Collected data entries
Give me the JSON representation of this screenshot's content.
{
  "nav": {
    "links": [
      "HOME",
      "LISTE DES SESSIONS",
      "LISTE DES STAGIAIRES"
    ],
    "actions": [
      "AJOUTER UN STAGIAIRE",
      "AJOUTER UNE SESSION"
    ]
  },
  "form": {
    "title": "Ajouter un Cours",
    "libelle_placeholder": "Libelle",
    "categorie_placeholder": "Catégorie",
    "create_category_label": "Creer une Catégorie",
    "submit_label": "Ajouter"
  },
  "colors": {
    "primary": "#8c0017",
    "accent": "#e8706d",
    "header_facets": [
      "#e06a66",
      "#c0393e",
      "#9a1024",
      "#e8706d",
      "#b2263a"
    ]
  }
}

- [YOUR INSTRUCTIONS]
Would you copy out each line exactly as written?

- [EXERCISE ANSWER]
Give me the JSON representation of this screenshot's content.
{
  "nav": {
    "links": [
      "HOME",
      "LISTE DES SESSIONS",
      "LISTE DES STAGIAIRES"
    ],
    "actions": [
      "AJOUTER UN STAGIAIRE",
      "AJOUTER UNE SESSION"
    ]
  },
  "form": {
    "title": "Ajouter un Cours",
    "libelle_placeholder": "Libelle",
    "categorie_placeholder": "Catégorie",
    "create_category_label": "Creer une Catégorie",
    "submit_label": "Ajouter"
  },
  "colors": {
    "primary": "#8c0017",
    "accent": "#e8706d",
    "header_facets": [
      "#e06a66",
      "#c0393e",
      "#9a1024",
      "#e8706d",
      "#b2263a"
    ]
  }
}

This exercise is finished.